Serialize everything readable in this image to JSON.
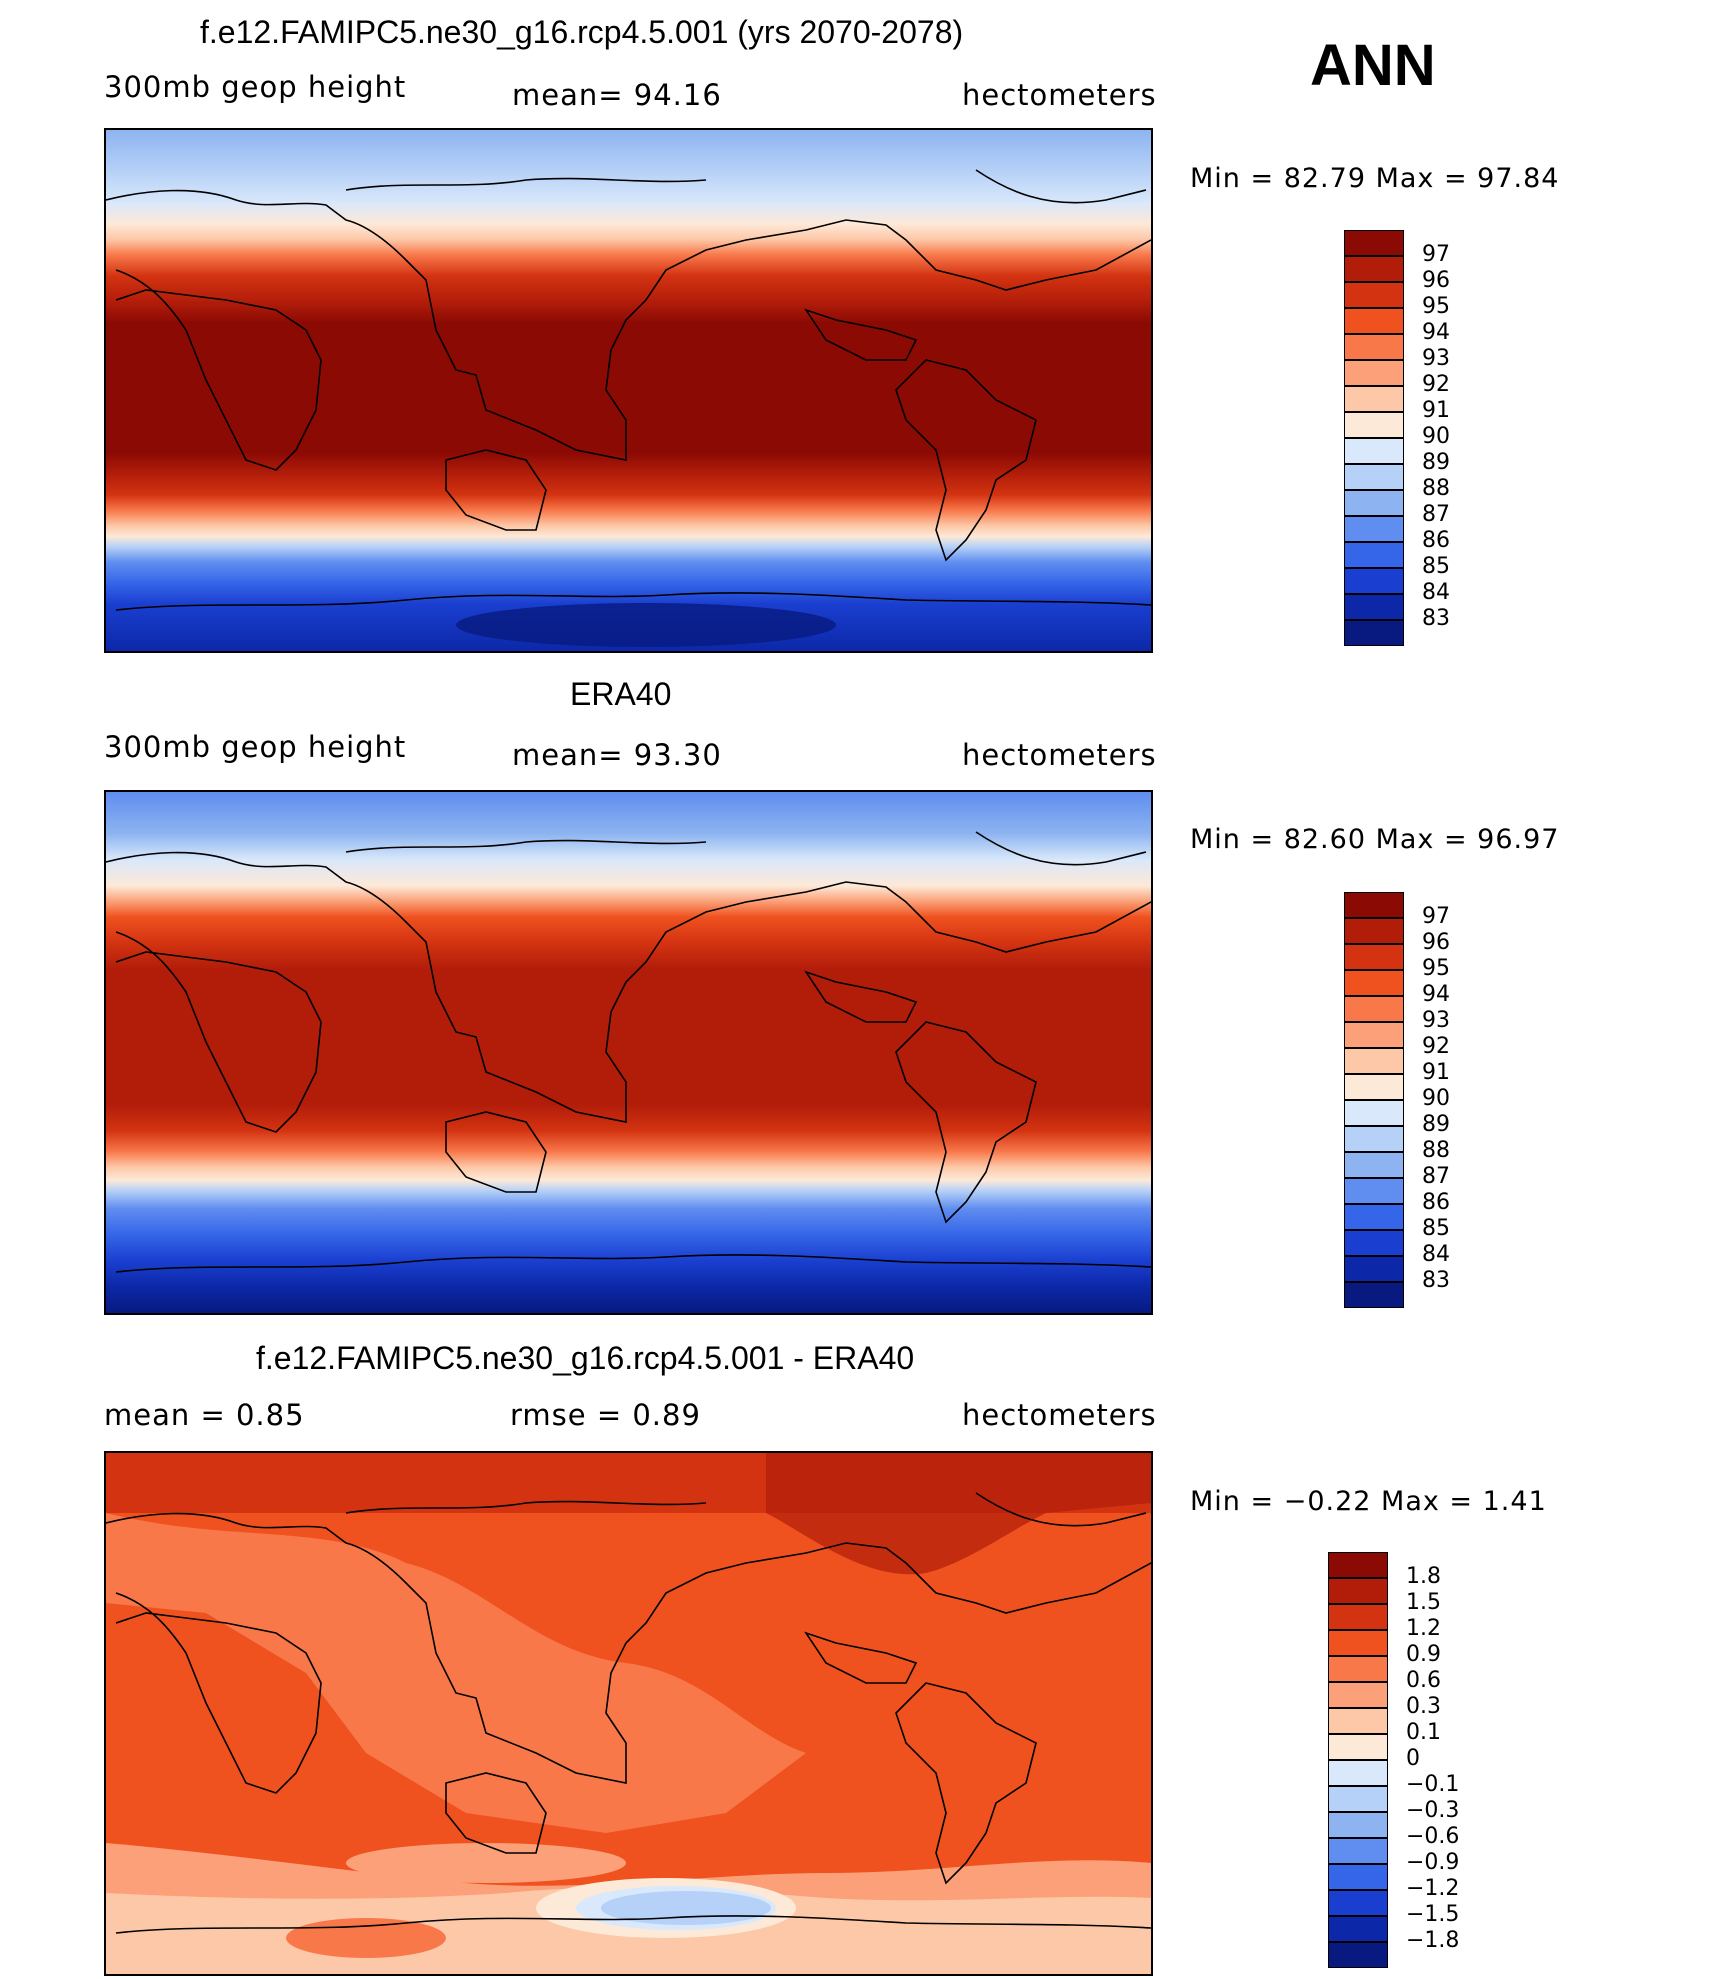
{
  "page": {
    "season": "ANN"
  },
  "panels": [
    {
      "title": "f.e12.FAMIPC5.ne30_g16.rcp4.5.001 (yrs 2070-2078)",
      "left_label": "300mb  geop  height",
      "center_label": "mean=   94.16",
      "right_label": "hectometers",
      "minmax": "Min  =    82.79  Max  =    97.84",
      "colorbar": {
        "labels": [
          "97",
          "96",
          "95",
          "94",
          "93",
          "92",
          "91",
          "90",
          "89",
          "88",
          "87",
          "86",
          "85",
          "84",
          "83"
        ],
        "colors": [
          "#8c0a04",
          "#b21d0a",
          "#d33311",
          "#ef521f",
          "#f8784a",
          "#fba078",
          "#fdc8a8",
          "#fde9d8",
          "#d9e8fa",
          "#b6d1f7",
          "#8db4f0",
          "#5f8df0",
          "#3565e8",
          "#1a3fd0",
          "#0c28a8",
          "#081a80"
        ]
      },
      "map_fill": "band_model"
    },
    {
      "title": "ERA40",
      "left_label": "300mb  geop  height",
      "center_label": "mean=   93.30",
      "right_label": "hectometers",
      "minmax": "Min  =    82.60  Max  =    96.97",
      "colorbar": {
        "labels": [
          "97",
          "96",
          "95",
          "94",
          "93",
          "92",
          "91",
          "90",
          "89",
          "88",
          "87",
          "86",
          "85",
          "84",
          "83"
        ],
        "colors": [
          "#8c0a04",
          "#b21d0a",
          "#d33311",
          "#ef521f",
          "#f8784a",
          "#fba078",
          "#fdc8a8",
          "#fde9d8",
          "#d9e8fa",
          "#b6d1f7",
          "#8db4f0",
          "#5f8df0",
          "#3565e8",
          "#1a3fd0",
          "#0c28a8",
          "#081a80"
        ]
      },
      "map_fill": "band_obs"
    },
    {
      "title": "f.e12.FAMIPC5.ne30_g16.rcp4.5.001 - ERA40",
      "left_label": "mean  =      0.85",
      "center_label": "rmse  =      0.89",
      "right_label": "hectometers",
      "minmax": "Min  =    −0.22  Max  =      1.41",
      "colorbar": {
        "labels": [
          "1.8",
          "1.5",
          "1.2",
          "0.9",
          "0.6",
          "0.3",
          "0.1",
          "0",
          "−0.1",
          "−0.3",
          "−0.6",
          "−0.9",
          "−1.2",
          "−1.5",
          "−1.8"
        ],
        "colors": [
          "#8c0a04",
          "#b21d0a",
          "#d33311",
          "#ef521f",
          "#f8784a",
          "#fba078",
          "#fdc8a8",
          "#fde9d8",
          "#d9e8fa",
          "#b6d1f7",
          "#8db4f0",
          "#5f8df0",
          "#3565e8",
          "#1a3fd0",
          "#0c28a8",
          "#081a80"
        ]
      },
      "map_fill": "diff"
    }
  ]
}
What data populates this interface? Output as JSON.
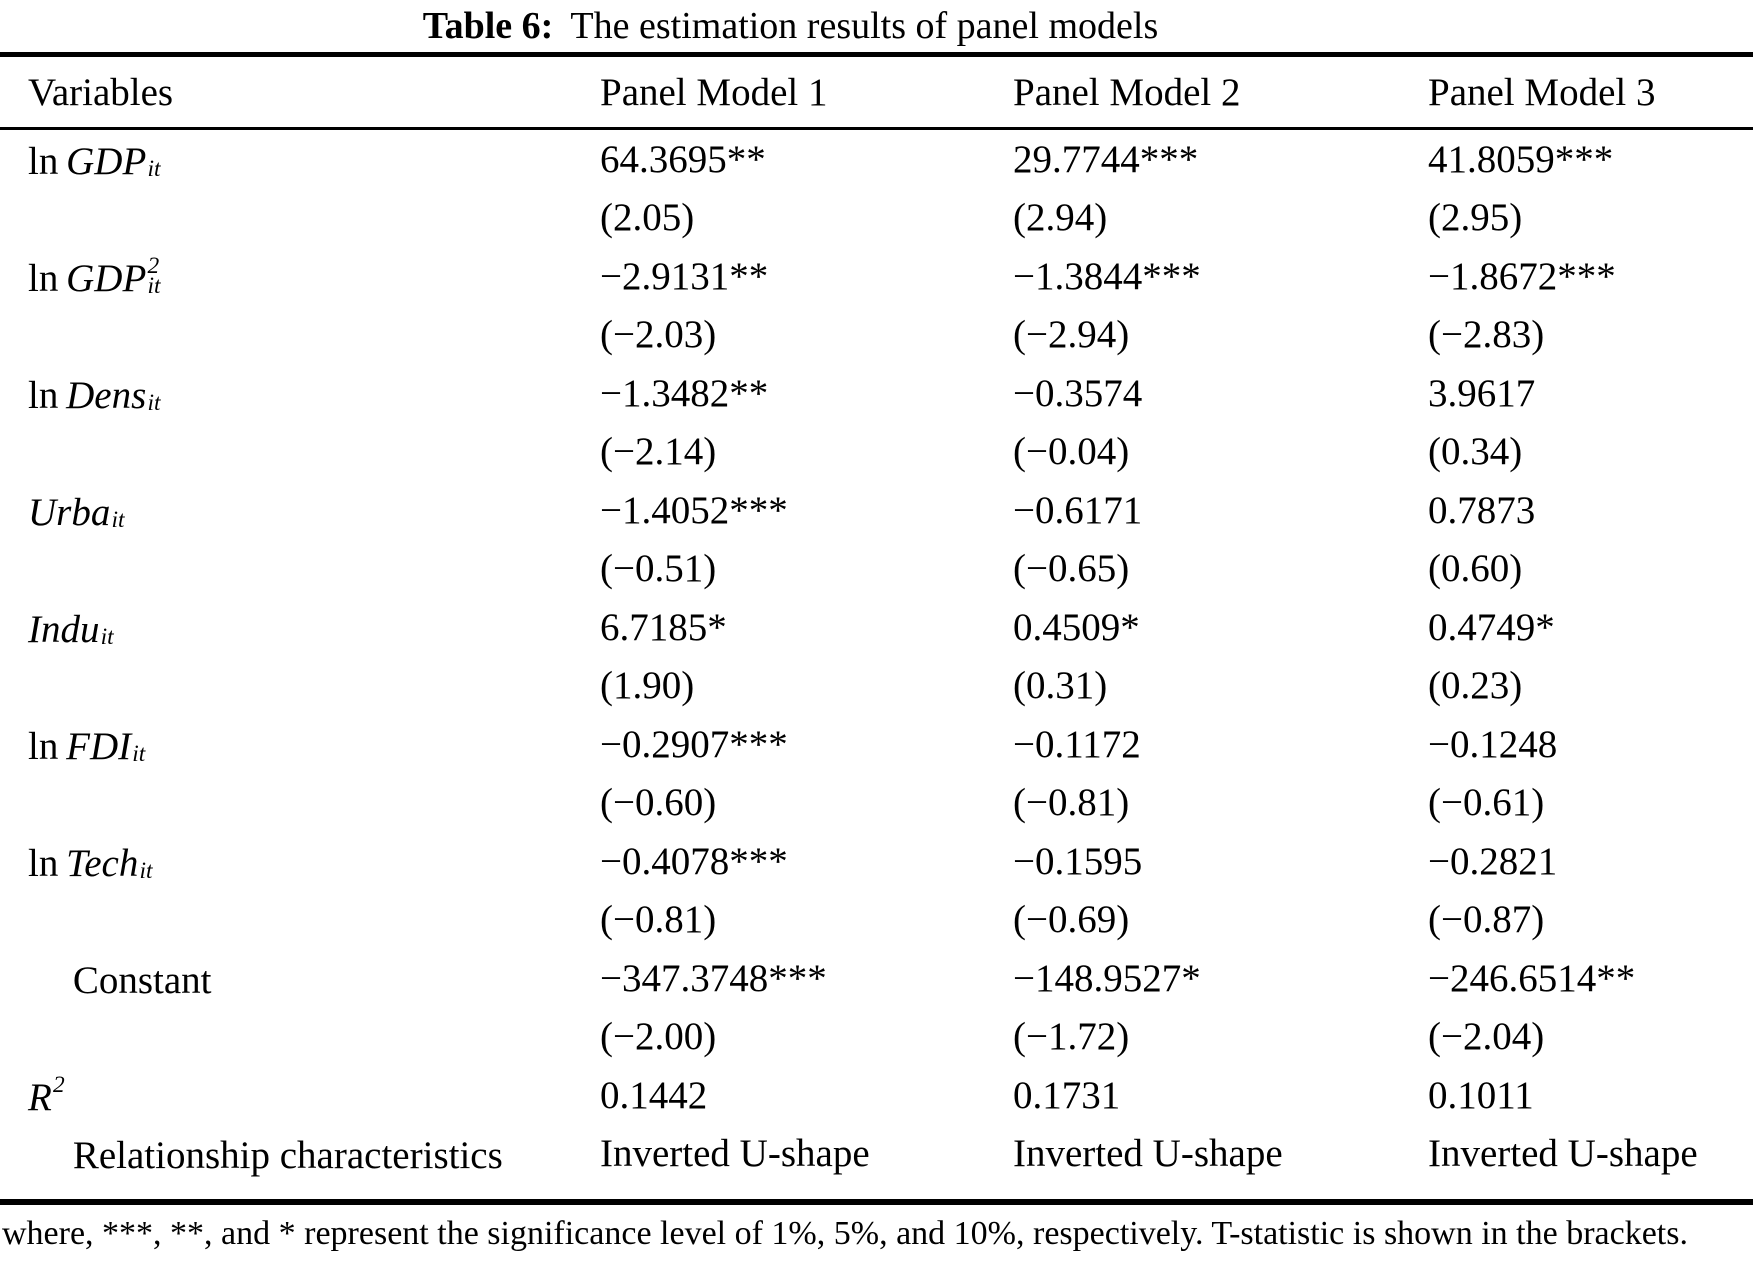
{
  "title": {
    "bold": "Table 6:",
    "rest": "The estimation results of panel models"
  },
  "table": {
    "headers": [
      "Variables",
      "Panel Model 1",
      "Panel Model 2",
      "Panel Model 3"
    ],
    "rows": [
      {
        "variable": {
          "pre": "ln",
          "base": "GDP",
          "sub": "it"
        },
        "cells": [
          {
            "coef": "64.3695**",
            "tstat": "(2.05)"
          },
          {
            "coef": "29.7744***",
            "tstat": "(2.94)"
          },
          {
            "coef": "41.8059***",
            "tstat": "(2.95)"
          }
        ]
      },
      {
        "variable": {
          "pre": "ln",
          "base": "GDP",
          "sup": "2",
          "sub": "it"
        },
        "cells": [
          {
            "coef": "−2.9131**",
            "tstat": "(−2.03)"
          },
          {
            "coef": "−1.3844***",
            "tstat": "(−2.94)"
          },
          {
            "coef": "−1.8672***",
            "tstat": "(−2.83)"
          }
        ]
      },
      {
        "variable": {
          "pre": "ln",
          "base": "Dens",
          "sub": "it"
        },
        "cells": [
          {
            "coef": "−1.3482**",
            "tstat": "(−2.14)"
          },
          {
            "coef": "−0.3574",
            "tstat": "(−0.04)"
          },
          {
            "coef": "3.9617",
            "tstat": "(0.34)"
          }
        ]
      },
      {
        "variable": {
          "base": "Urba",
          "sub": "it"
        },
        "cells": [
          {
            "coef": "−1.4052***",
            "tstat": "(−0.51)"
          },
          {
            "coef": "−0.6171",
            "tstat": "(−0.65)"
          },
          {
            "coef": "0.7873",
            "tstat": "(0.60)"
          }
        ]
      },
      {
        "variable": {
          "base": "Indu",
          "sub": "it"
        },
        "cells": [
          {
            "coef": "6.7185*",
            "tstat": "(1.90)"
          },
          {
            "coef": "0.4509*",
            "tstat": "(0.31)"
          },
          {
            "coef": "0.4749*",
            "tstat": "(0.23)"
          }
        ]
      },
      {
        "variable": {
          "pre": "ln",
          "base": "FDI",
          "sub": "it"
        },
        "cells": [
          {
            "coef": "−0.2907***",
            "tstat": "(−0.60)"
          },
          {
            "coef": "−0.1172",
            "tstat": "(−0.81)"
          },
          {
            "coef": "−0.1248",
            "tstat": "(−0.61)"
          }
        ]
      },
      {
        "variable": {
          "pre": "ln",
          "base": "Tech",
          "sub": "it"
        },
        "cells": [
          {
            "coef": "−0.4078***",
            "tstat": "(−0.81)"
          },
          {
            "coef": "−0.1595",
            "tstat": "(−0.69)"
          },
          {
            "coef": "−0.2821",
            "tstat": "(−0.87)"
          }
        ]
      },
      {
        "variable": {
          "plain": "Constant"
        },
        "cells": [
          {
            "coef": "−347.3748***",
            "tstat": "(−2.00)"
          },
          {
            "coef": "−148.9527*",
            "tstat": "(−1.72)"
          },
          {
            "coef": "−246.6514**",
            "tstat": "(−2.04)"
          }
        ]
      },
      {
        "variable": {
          "base": "R",
          "sup": "2"
        },
        "cells": [
          {
            "coef": "0.1442"
          },
          {
            "coef": "0.1731"
          },
          {
            "coef": "0.1011"
          }
        ]
      },
      {
        "variable": {
          "plain": "Relationship characteristics"
        },
        "cells": [
          {
            "coef": "Inverted U-shape"
          },
          {
            "coef": "Inverted U-shape"
          },
          {
            "coef": "Inverted U-shape"
          }
        ]
      }
    ]
  },
  "footnote": "where, ***, **, and * represent the significance level of 1%, 5%, and 10%, respectively. T-statistic is shown in the brackets."
}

-*-

### Your task
Transcribe all the lines above exactly, apart from the pictures.

### Complete output
Serialize everything readable in this image to JSON.
{
  "page": {
    "season": "ANN"
  },
  "panels": [
    {
      "title": "f.e12.FAMIPC5.ne30_g16.rcp4.5.001 (yrs 2070-2078)",
      "left_label": "300mb  geop  height",
      "center_label": "mean=   94.16",
      "right_label": "hectometers",
      "minmax": "Min  =    82.79  Max  =    97.84",
      "colorbar": {
        "labels": [
          "97",
          "96",
          "95",
          "94",
          "93",
          "92",
          "91",
          "90",
          "89",
          "88",
          "87",
          "86",
          "85",
          "84",
          "83"
        ],
        "colors": [
          "#8c0a04",
          "#b21d0a",
          "#d33311",
          "#ef521f",
          "#f8784a",
          "#fba078",
          "#fdc8a8",
          "#fde9d8",
          "#d9e8fa",
          "#b6d1f7",
          "#8db4f0",
          "#5f8df0",
          "#3565e8",
          "#1a3fd0",
          "#0c28a8",
          "#081a80"
        ]
      },
      "map_fill": "band_model"
    },
    {
      "title": "ERA40",
      "left_label": "300mb  geop  height",
      "center_label": "mean=   93.30",
      "right_label": "hectometers",
      "minmax": "Min  =    82.60  Max  =    96.97",
      "colorbar": {
        "labels": [
          "97",
          "96",
          "95",
          "94",
          "93",
          "92",
          "91",
          "90",
          "89",
          "88",
          "87",
          "86",
          "85",
          "84",
          "83"
        ],
        "colors": [
          "#8c0a04",
          "#b21d0a",
          "#d33311",
          "#ef521f",
          "#f8784a",
          "#fba078",
          "#fdc8a8",
          "#fde9d8",
          "#d9e8fa",
          "#b6d1f7",
          "#8db4f0",
          "#5f8df0",
          "#3565e8",
          "#1a3fd0",
          "#0c28a8",
          "#081a80"
        ]
      },
      "map_fill": "band_obs"
    },
    {
      "title": "f.e12.FAMIPC5.ne30_g16.rcp4.5.001 - ERA40",
      "left_label": "mean  =      0.85",
      "center_label": "rmse  =      0.89",
      "right_label": "hectometers",
      "minmax": "Min  =    −0.22  Max  =      1.41",
      "colorbar": {
        "labels": [
          "1.8",
          "1.5",
          "1.2",
          "0.9",
          "0.6",
          "0.3",
          "0.1",
          "0",
          "−0.1",
          "−0.3",
          "−0.6",
          "−0.9",
          "−1.2",
          "−1.5",
          "−1.8"
        ],
        "colors": [
          "#8c0a04",
          "#b21d0a",
          "#d33311",
          "#ef521f",
          "#f8784a",
          "#fba078",
          "#fdc8a8",
          "#fde9d8",
          "#d9e8fa",
          "#b6d1f7",
          "#8db4f0",
          "#5f8df0",
          "#3565e8",
          "#1a3fd0",
          "#0c28a8",
          "#081a80"
        ]
      },
      "map_fill": "diff"
    }
  ]
}
What data populates this interface? Output as JSON.
{
  "title": {
    "bold": "Table 6:",
    "rest": "The estimation results of panel models"
  },
  "table": {
    "headers": [
      "Variables",
      "Panel Model 1",
      "Panel Model 2",
      "Panel Model 3"
    ],
    "rows": [
      {
        "variable": {
          "pre": "ln",
          "base": "GDP",
          "sub": "it"
        },
        "cells": [
          {
            "coef": "64.3695**",
            "tstat": "(2.05)"
          },
          {
            "coef": "29.7744***",
            "tstat": "(2.94)"
          },
          {
            "coef": "41.8059***",
            "tstat": "(2.95)"
          }
        ]
      },
      {
        "variable": {
          "pre": "ln",
          "base": "GDP",
          "sup": "2",
          "sub": "it"
        },
        "cells": [
          {
            "coef": "−2.9131**",
            "tstat": "(−2.03)"
          },
          {
            "coef": "−1.3844***",
            "tstat": "(−2.94)"
          },
          {
            "coef": "−1.8672***",
            "tstat": "(−2.83)"
          }
        ]
      },
      {
        "variable": {
          "pre": "ln",
          "base": "Dens",
          "sub": "it"
        },
        "cells": [
          {
            "coef": "−1.3482**",
            "tstat": "(−2.14)"
          },
          {
            "coef": "−0.3574",
            "tstat": "(−0.04)"
          },
          {
            "coef": "3.9617",
            "tstat": "(0.34)"
          }
        ]
      },
      {
        "variable": {
          "base": "Urba",
          "sub": "it"
        },
        "cells": [
          {
            "coef": "−1.4052***",
            "tstat": "(−0.51)"
          },
          {
            "coef": "−0.6171",
            "tstat": "(−0.65)"
          },
          {
            "coef": "0.7873",
            "tstat": "(0.60)"
          }
        ]
      },
      {
        "variable": {
          "base": "Indu",
          "sub": "it"
        },
        "cells": [
          {
            "coef": "6.7185*",
            "tstat": "(1.90)"
          },
          {
            "coef": "0.4509*",
            "tstat": "(0.31)"
          },
          {
            "coef": "0.4749*",
            "tstat": "(0.23)"
          }
        ]
      },
      {
        "variable": {
          "pre": "ln",
          "base": "FDI",
          "sub": "it"
        },
        "cells": [
          {
            "coef": "−0.2907***",
            "tstat": "(−0.60)"
          },
          {
            "coef": "−0.1172",
            "tstat": "(−0.81)"
          },
          {
            "coef": "−0.1248",
            "tstat": "(−0.61)"
          }
        ]
      },
      {
        "variable": {
          "pre": "ln",
          "base": "Tech",
          "sub": "it"
        },
        "cells": [
          {
            "coef": "−0.4078***",
            "tstat": "(−0.81)"
          },
          {
            "coef": "−0.1595",
            "tstat": "(−0.69)"
          },
          {
            "coef": "−0.2821",
            "tstat": "(−0.87)"
          }
        ]
      },
      {
        "variable": {
          "plain": "Constant"
        },
        "cells": [
          {
            "coef": "−347.3748***",
            "tstat": "(−2.00)"
          },
          {
            "coef": "−148.9527*",
            "tstat": "(−1.72)"
          },
          {
            "coef": "−246.6514**",
            "tstat": "(−2.04)"
          }
        ]
      },
      {
        "variable": {
          "base": "R",
          "sup": "2"
        },
        "cells": [
          {
            "coef": "0.1442"
          },
          {
            "coef": "0.1731"
          },
          {
            "coef": "0.1011"
          }
        ]
      },
      {
        "variable": {
          "plain": "Relationship characteristics"
        },
        "cells": [
          {
            "coef": "Inverted U-shape"
          },
          {
            "coef": "Inverted U-shape"
          },
          {
            "coef": "Inverted U-shape"
          }
        ]
      }
    ]
  },
  "footnote": "where, ***, **, and * represent the significance level of 1%, 5%, and 10%, respectively. T-statistic is shown in the brackets."
}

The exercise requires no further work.